- Task requirements:
Send back the records in full, character for character.

** START OF Data to process **

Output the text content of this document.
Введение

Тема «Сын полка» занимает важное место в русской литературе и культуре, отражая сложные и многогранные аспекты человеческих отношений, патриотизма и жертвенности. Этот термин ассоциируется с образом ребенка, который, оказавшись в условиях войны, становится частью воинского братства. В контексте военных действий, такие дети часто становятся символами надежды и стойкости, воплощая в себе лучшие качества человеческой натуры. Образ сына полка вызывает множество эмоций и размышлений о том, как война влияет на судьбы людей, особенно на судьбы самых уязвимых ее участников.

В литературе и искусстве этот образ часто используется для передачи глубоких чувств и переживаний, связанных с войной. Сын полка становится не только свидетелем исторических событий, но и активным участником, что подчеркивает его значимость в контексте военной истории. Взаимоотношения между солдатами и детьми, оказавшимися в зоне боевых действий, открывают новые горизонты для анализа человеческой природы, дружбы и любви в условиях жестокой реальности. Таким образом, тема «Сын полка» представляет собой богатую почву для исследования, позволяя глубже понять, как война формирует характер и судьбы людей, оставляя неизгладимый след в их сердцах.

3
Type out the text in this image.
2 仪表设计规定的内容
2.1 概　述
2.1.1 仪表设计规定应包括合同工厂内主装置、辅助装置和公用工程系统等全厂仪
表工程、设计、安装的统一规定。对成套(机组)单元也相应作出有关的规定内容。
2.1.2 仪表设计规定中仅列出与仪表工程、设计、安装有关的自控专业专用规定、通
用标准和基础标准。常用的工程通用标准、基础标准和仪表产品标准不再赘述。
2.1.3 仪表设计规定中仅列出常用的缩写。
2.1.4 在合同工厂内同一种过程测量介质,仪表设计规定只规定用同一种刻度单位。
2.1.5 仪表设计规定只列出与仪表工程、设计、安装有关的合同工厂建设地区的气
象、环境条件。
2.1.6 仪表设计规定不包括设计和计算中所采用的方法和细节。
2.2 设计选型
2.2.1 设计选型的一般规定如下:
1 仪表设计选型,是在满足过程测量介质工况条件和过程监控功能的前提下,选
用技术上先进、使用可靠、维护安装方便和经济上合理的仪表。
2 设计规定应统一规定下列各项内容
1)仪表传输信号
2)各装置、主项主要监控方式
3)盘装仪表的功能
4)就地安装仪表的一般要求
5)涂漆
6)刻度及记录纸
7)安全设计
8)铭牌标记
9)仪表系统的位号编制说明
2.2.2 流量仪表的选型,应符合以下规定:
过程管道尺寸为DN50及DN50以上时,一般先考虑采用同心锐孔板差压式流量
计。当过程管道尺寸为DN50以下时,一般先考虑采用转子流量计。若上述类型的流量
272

** END OF Data to process **

- Response to this exercise:
Output the text content of this document.
Введение

Тема «Сын полка» занимает важное место в русской литературе и культуре, отражая сложные и многогранные аспекты человеческих отношений, патриотизма и жертвенности. Этот термин ассоциируется с образом ребенка, который, оказавшись в условиях войны, становится частью воинского братства. В контексте военных действий, такие дети часто становятся символами надежды и стойкости, воплощая в себе лучшие качества человеческой натуры. Образ сына полка вызывает множество эмоций и размышлений о том, как война влияет на судьбы людей, особенно на судьбы самых уязвимых ее участников.

В литературе и искусстве этот образ часто используется для передачи глубоких чувств и переживаний, связанных с войной. Сын полка становится не только свидетелем исторических событий, но и активным участником, что подчеркивает его значимость в контексте военной истории. Взаимоотношения между солдатами и детьми, оказавшимися в зоне боевых действий, открывают новые горизонты для анализа человеческой природы, дружбы и любви в условиях жестокой реальности. Таким образом, тема «Сын полка» представляет собой богатую почву для исследования, позволяя глубже понять, как война формирует характер и судьбы людей, оставляя неизгладимый след в их сердцах.

3
Type out the text in this image.
2 仪表设计规定的内容
2.1 概　述
2.1.1 仪表设计规定应包括合同工厂内主装置、辅助装置和公用工程系统等全厂仪
表工程、设计、安装的统一规定。对成套(机组)单元也相应作出有关的规定内容。
2.1.2 仪表设计规定中仅列出与仪表工程、设计、安装有关的自控专业专用规定、通
用标准和基础标准。常用的工程通用标准、基础标准和仪表产品标准不再赘述。
2.1.3 仪表设计规定中仅列出常用的缩写。
2.1.4 在合同工厂内同一种过程测量介质,仪表设计规定只规定用同一种刻度单位。
2.1.5 仪表设计规定只列出与仪表工程、设计、安装有关的合同工厂建设地区的气
象、环境条件。
2.1.6 仪表设计规定不包括设计和计算中所采用的方法和细节。
2.2 设计选型
2.2.1 设计选型的一般规定如下:
1 仪表设计选型,是在满足过程测量介质工况条件和过程监控功能的前提下,选
用技术上先进、使用可靠、维护安装方便和经济上合理的仪表。
2 设计规定应统一规定下列各项内容
1)仪表传输信号
2)各装置、主项主要监控方式
3)盘装仪表的功能
4)就地安装仪表的一般要求
5)涂漆
6)刻度及记录纸
7)安全设计
8)铭牌标记
9)仪表系统的位号编制说明
2.2.2 流量仪表的选型,应符合以下规定:
过程管道尺寸为DN50及DN50以上时,一般先考虑采用同心锐孔板差压式流量
计。当过程管道尺寸为DN50以下时,一般先考虑采用转子流量计。若上述类型的流量
272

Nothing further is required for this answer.